━━━━━ MATERIAL TO PROCESS ━━━━━
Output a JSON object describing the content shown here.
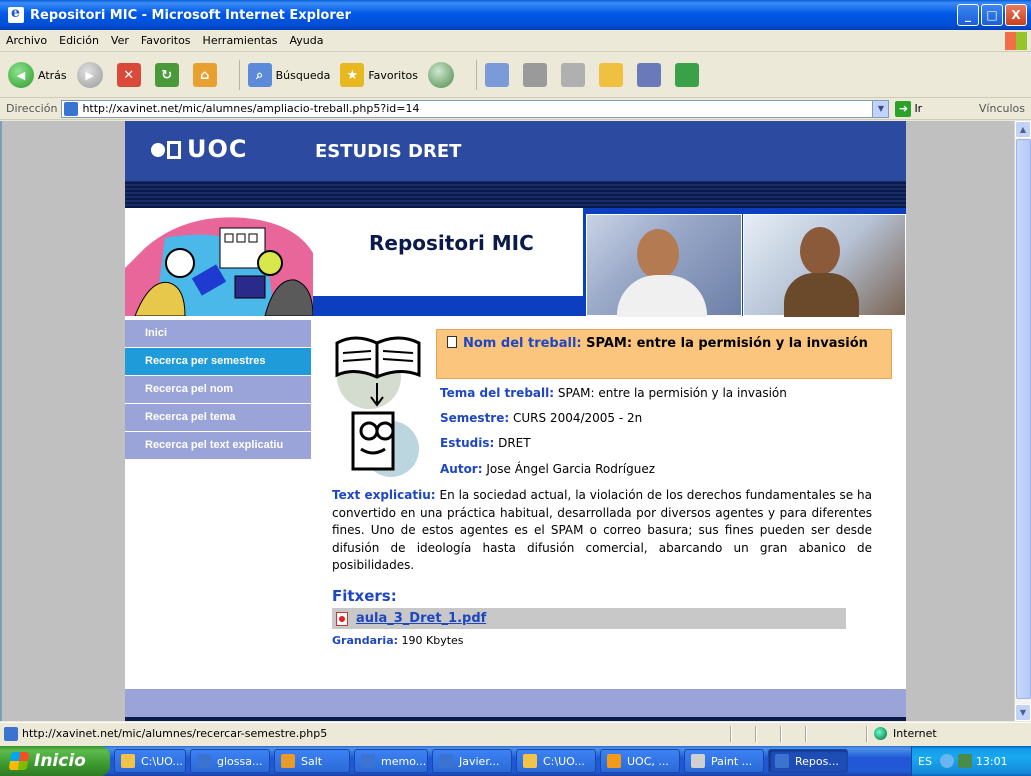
{
  "window": {
    "title": "Repositori MIC - Microsoft Internet Explorer",
    "btn_min": "_",
    "btn_max": "□",
    "btn_close": "X"
  },
  "menu": [
    "Archivo",
    "Edición",
    "Ver",
    "Favoritos",
    "Herramientas",
    "Ayuda"
  ],
  "toolbar": {
    "back_label": "Atrás",
    "search_label": "Búsqueda",
    "favorites_label": "Favoritos",
    "arrow_glyph": "◀",
    "forward_glyph": "▶",
    "stop_glyph": "✕",
    "refresh_glyph": "↻",
    "home_glyph": "⌂",
    "search_glyph": "⌕",
    "fav_glyph": "★"
  },
  "address": {
    "label": "Dirección",
    "url": "http://xavinet.net/mic/alumnes/ampliacio-treball.php5?id=14",
    "go_label": "Ir",
    "links_label": "Vínculos",
    "dropdown_glyph": "▼",
    "go_glyph": "➜"
  },
  "page": {
    "logo": "UOC",
    "studies": "ESTUDIS DRET",
    "repo_title": "Repositori MIC",
    "nav": [
      {
        "label": "Inici",
        "active": false
      },
      {
        "label": "Recerca per semestres",
        "active": true
      },
      {
        "label": "Recerca pel nom",
        "active": false
      },
      {
        "label": "Recerca pel tema",
        "active": false
      },
      {
        "label": "Recerca pel text explicatiu",
        "active": false
      }
    ],
    "work": {
      "name_label": "Nom del treball:",
      "name_value": "SPAM: entre la permisión y la invasión",
      "topic_label": "Tema del treball:",
      "topic_value": "SPAM: entre la permisión y la invasión",
      "semester_label": "Semestre:",
      "semester_value": "CURS 2004/2005 - 2n",
      "studies_label": "Estudis:",
      "studies_value": "DRET",
      "author_label": "Autor:",
      "author_value": "Jose Ángel Garcia Rodríguez",
      "explic_label": "Text explicatiu:",
      "explic_value": "En la sociedad actual, la violación de los derechos fundamentales se ha convertido en una práctica habitual, desarrollada por diversos agentes y para diferentes fines. Uno de estos agentes es el SPAM o correo basura; sus fines pueden ser desde difusión de ideología hasta difusión comercial, abarcando un gran abanico de posibilidades."
    },
    "files": {
      "title": "Fitxers:",
      "filename": "aula_3_Dret_1.pdf",
      "size_label": "Grandaria:",
      "size_value": "190 Kbytes"
    }
  },
  "status": {
    "url": "http://xavinet.net/mic/alumnes/recercar-semestre.php5",
    "zone": "Internet"
  },
  "taskbar": {
    "start": "Inicio",
    "tasks": [
      {
        "label": "C:\\UO...",
        "color": "#f3c24a"
      },
      {
        "label": "glossa...",
        "color": "#3a74d0"
      },
      {
        "label": "Salt",
        "color": "#e89a2a"
      },
      {
        "label": "memo...",
        "color": "#3a74d0"
      },
      {
        "label": "Javier...",
        "color": "#3a74d0"
      },
      {
        "label": "C:\\UO...",
        "color": "#f3c24a"
      },
      {
        "label": "UOC, ...",
        "color": "#f39a1a"
      },
      {
        "label": "Paint ...",
        "color": "#d0d0d0"
      },
      {
        "label": "Repos...",
        "color": "#3a74d0"
      }
    ],
    "tray_lang": "ES",
    "clock": "13:01"
  }
}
━━━━━
• **WHAT THE TASK ASKS**:
Quote the entries above word for word. Leave the images out.

• **ANSWER BELOW**:
Output a JSON object describing the content shown here.
{
  "window": {
    "title": "Repositori MIC - Microsoft Internet Explorer",
    "btn_min": "_",
    "btn_max": "□",
    "btn_close": "X"
  },
  "menu": [
    "Archivo",
    "Edición",
    "Ver",
    "Favoritos",
    "Herramientas",
    "Ayuda"
  ],
  "toolbar": {
    "back_label": "Atrás",
    "search_label": "Búsqueda",
    "favorites_label": "Favoritos",
    "arrow_glyph": "◀",
    "forward_glyph": "▶",
    "stop_glyph": "✕",
    "refresh_glyph": "↻",
    "home_glyph": "⌂",
    "search_glyph": "⌕",
    "fav_glyph": "★"
  },
  "address": {
    "label": "Dirección",
    "url": "http://xavinet.net/mic/alumnes/ampliacio-treball.php5?id=14",
    "go_label": "Ir",
    "links_label": "Vínculos",
    "dropdown_glyph": "▼",
    "go_glyph": "➜"
  },
  "page": {
    "logo": "UOC",
    "studies": "ESTUDIS DRET",
    "repo_title": "Repositori MIC",
    "nav": [
      {
        "label": "Inici",
        "active": false
      },
      {
        "label": "Recerca per semestres",
        "active": true
      },
      {
        "label": "Recerca pel nom",
        "active": false
      },
      {
        "label": "Recerca pel tema",
        "active": false
      },
      {
        "label": "Recerca pel text explicatiu",
        "active": false
      }
    ],
    "work": {
      "name_label": "Nom del treball:",
      "name_value": "SPAM: entre la permisión y la invasión",
      "topic_label": "Tema del treball:",
      "topic_value": "SPAM: entre la permisión y la invasión",
      "semester_label": "Semestre:",
      "semester_value": "CURS 2004/2005 - 2n",
      "studies_label": "Estudis:",
      "studies_value": "DRET",
      "author_label": "Autor:",
      "author_value": "Jose Ángel Garcia Rodríguez",
      "explic_label": "Text explicatiu:",
      "explic_value": "En la sociedad actual, la violación de los derechos fundamentales se ha convertido en una práctica habitual, desarrollada por diversos agentes y para diferentes fines. Uno de estos agentes es el SPAM o correo basura; sus fines pueden ser desde difusión de ideología hasta difusión comercial, abarcando un gran abanico de posibilidades."
    },
    "files": {
      "title": "Fitxers:",
      "filename": "aula_3_Dret_1.pdf",
      "size_label": "Grandaria:",
      "size_value": "190 Kbytes"
    }
  },
  "status": {
    "url": "http://xavinet.net/mic/alumnes/recercar-semestre.php5",
    "zone": "Internet"
  },
  "taskbar": {
    "start": "Inicio",
    "tasks": [
      {
        "label": "C:\\UO...",
        "color": "#f3c24a"
      },
      {
        "label": "glossa...",
        "color": "#3a74d0"
      },
      {
        "label": "Salt",
        "color": "#e89a2a"
      },
      {
        "label": "memo...",
        "color": "#3a74d0"
      },
      {
        "label": "Javier...",
        "color": "#3a74d0"
      },
      {
        "label": "C:\\UO...",
        "color": "#f3c24a"
      },
      {
        "label": "UOC, ...",
        "color": "#f39a1a"
      },
      {
        "label": "Paint ...",
        "color": "#d0d0d0"
      },
      {
        "label": "Repos...",
        "color": "#3a74d0"
      }
    ],
    "tray_lang": "ES",
    "clock": "13:01"
  }
}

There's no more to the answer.